* Directions for this task: Transcribe every entry below word for word, but skip the pictures.

---*---

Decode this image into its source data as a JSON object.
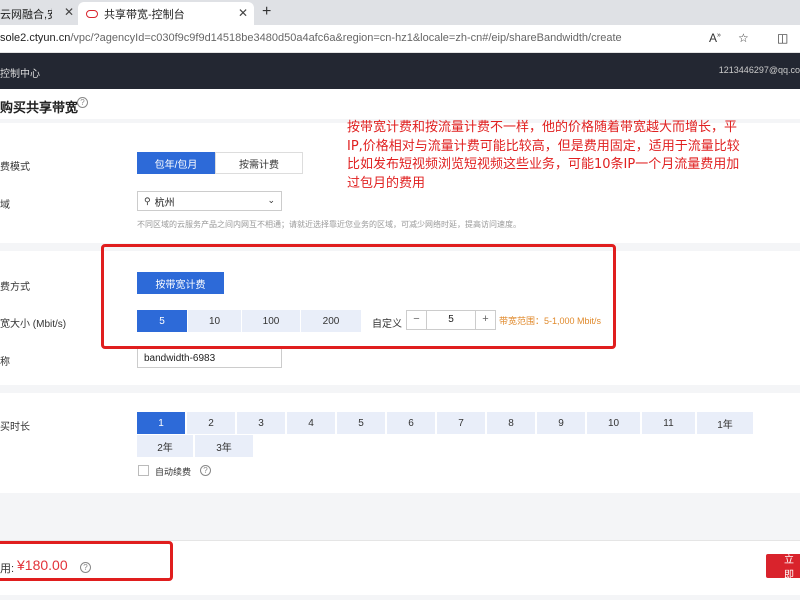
{
  "browser": {
    "tabs": [
      {
        "title": "云网融合,安全可"
      },
      {
        "title": "共享带宽-控制台"
      }
    ],
    "url_host": "sole2.ctyun.cn",
    "url_path": "/vpc/?agencyId=c030f9c9f9d14518be3480d50a4afc6a&region=cn-hz1&locale=zh-cn#/eip/shareBandwidth/create"
  },
  "console": {
    "brand": "控制中心",
    "user": "1213446297@qq.co"
  },
  "page": {
    "title": "购买共享带宽"
  },
  "form": {
    "billing_mode_label": "费模式",
    "billing_modes": [
      "包年/包月",
      "按需计费"
    ],
    "region_label": "域",
    "region_value": "杭州",
    "region_hint": "不同区域的云服务产品之间内网互不相通；请就近选择靠近您业务的区域，可减少网络时延，提高访问速度。",
    "charge_label": "费方式",
    "charge_option": "按带宽计费",
    "bandwidth_label": "宽大小 (Mbit/s)",
    "bandwidth_options": [
      "5",
      "10",
      "100",
      "200"
    ],
    "custom_label": "自定义",
    "custom_minus": "−",
    "custom_value": "5",
    "custom_plus": "+",
    "range_note": "带宽范围：5-1,000 Mbit/s",
    "name_label": "称",
    "name_value": "bandwidth-6983",
    "duration_label": "买时长",
    "duration_row1": [
      "1",
      "2",
      "3",
      "4",
      "5",
      "6",
      "7",
      "8",
      "9",
      "10",
      "11",
      "1年"
    ],
    "duration_row2": [
      "2年",
      "3年"
    ],
    "auto_renew": "自动续费"
  },
  "footer": {
    "price_label": "用:",
    "price": "¥180.00",
    "buy_button": "立即"
  },
  "annotation": {
    "lines": [
      "按带宽计费和按流量计费不一样，他的价格随着带宽越大而增长，平",
      "IP,价格相对与流量计费可能比较高，但是费用固定，适用于流量比较",
      "比如发布短视频浏览短视频这些业务，可能10条IP一个月流量费用加",
      "过包月的费用"
    ]
  },
  "colors": {
    "primary": "#2d6ad8",
    "annotation_red": "#e02020",
    "price_red": "#e2333a",
    "console_dark": "#232732"
  }
}
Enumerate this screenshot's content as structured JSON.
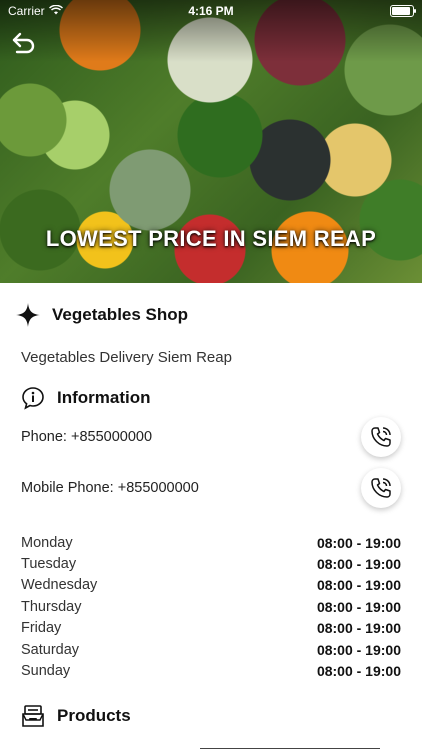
{
  "status": {
    "carrier": "Carrier",
    "time": "4:16 PM"
  },
  "hero": {
    "banner": "LOWEST PRICE IN SIEM REAP"
  },
  "shop": {
    "name": "Vegetables Shop",
    "description": "Vegetables Delivery Siem Reap"
  },
  "information": {
    "title": "Information",
    "phone": "Phone: +855000000",
    "mobile": "Mobile Phone: +855000000"
  },
  "hours": [
    {
      "day": "Monday",
      "time": "08:00 - 19:00"
    },
    {
      "day": "Tuesday",
      "time": "08:00 - 19:00"
    },
    {
      "day": "Wednesday",
      "time": "08:00 - 19:00"
    },
    {
      "day": "Thursday",
      "time": "08:00 - 19:00"
    },
    {
      "day": "Friday",
      "time": "08:00 - 19:00"
    },
    {
      "day": "Saturday",
      "time": "08:00 - 19:00"
    },
    {
      "day": "Sunday",
      "time": "08:00 - 19:00"
    }
  ],
  "products": {
    "title": "Products"
  },
  "icons": {
    "back": "back-arrow-icon",
    "sparkle": "sparkle-icon",
    "info": "info-icon",
    "phone": "phone-icon",
    "products": "products-box-icon"
  }
}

---*---

* Worked answer:
Decode this image into its source data as a JSON object.
{
  "browser": {
    "tabs": [
      {
        "title": "云网融合,安全可"
      },
      {
        "title": "共享带宽-控制台"
      }
    ],
    "url_host": "sole2.ctyun.cn",
    "url_path": "/vpc/?agencyId=c030f9c9f9d14518be3480d50a4afc6a&region=cn-hz1&locale=zh-cn#/eip/shareBandwidth/create"
  },
  "console": {
    "brand": "控制中心",
    "user": "1213446297@qq.co"
  },
  "page": {
    "title": "购买共享带宽"
  },
  "form": {
    "billing_mode_label": "费模式",
    "billing_modes": [
      "包年/包月",
      "按需计费"
    ],
    "region_label": "域",
    "region_value": "杭州",
    "region_hint": "不同区域的云服务产品之间内网互不相通；请就近选择靠近您业务的区域，可减少网络时延，提高访问速度。",
    "charge_label": "费方式",
    "charge_option": "按带宽计费",
    "bandwidth_label": "宽大小 (Mbit/s)",
    "bandwidth_options": [
      "5",
      "10",
      "100",
      "200"
    ],
    "custom_label": "自定义",
    "custom_minus": "−",
    "custom_value": "5",
    "custom_plus": "+",
    "range_note": "带宽范围：5-1,000 Mbit/s",
    "name_label": "称",
    "name_value": "bandwidth-6983",
    "duration_label": "买时长",
    "duration_row1": [
      "1",
      "2",
      "3",
      "4",
      "5",
      "6",
      "7",
      "8",
      "9",
      "10",
      "11",
      "1年"
    ],
    "duration_row2": [
      "2年",
      "3年"
    ],
    "auto_renew": "自动续费"
  },
  "footer": {
    "price_label": "用:",
    "price": "¥180.00",
    "buy_button": "立即"
  },
  "annotation": {
    "lines": [
      "按带宽计费和按流量计费不一样，他的价格随着带宽越大而增长，平",
      "IP,价格相对与流量计费可能比较高，但是费用固定，适用于流量比较",
      "比如发布短视频浏览短视频这些业务，可能10条IP一个月流量费用加",
      "过包月的费用"
    ]
  },
  "colors": {
    "primary": "#2d6ad8",
    "annotation_red": "#e02020",
    "price_red": "#e2333a",
    "console_dark": "#232732"
  }
}
Enumerate this screenshot's content as structured JSON.
{
  "status": {
    "carrier": "Carrier",
    "time": "4:16 PM"
  },
  "hero": {
    "banner": "LOWEST PRICE IN SIEM REAP"
  },
  "shop": {
    "name": "Vegetables Shop",
    "description": "Vegetables Delivery Siem Reap"
  },
  "information": {
    "title": "Information",
    "phone": "Phone: +855000000",
    "mobile": "Mobile Phone: +855000000"
  },
  "hours": [
    {
      "day": "Monday",
      "time": "08:00 - 19:00"
    },
    {
      "day": "Tuesday",
      "time": "08:00 - 19:00"
    },
    {
      "day": "Wednesday",
      "time": "08:00 - 19:00"
    },
    {
      "day": "Thursday",
      "time": "08:00 - 19:00"
    },
    {
      "day": "Friday",
      "time": "08:00 - 19:00"
    },
    {
      "day": "Saturday",
      "time": "08:00 - 19:00"
    },
    {
      "day": "Sunday",
      "time": "08:00 - 19:00"
    }
  ],
  "products": {
    "title": "Products"
  },
  "icons": {
    "back": "back-arrow-icon",
    "sparkle": "sparkle-icon",
    "info": "info-icon",
    "phone": "phone-icon",
    "products": "products-box-icon"
  }
}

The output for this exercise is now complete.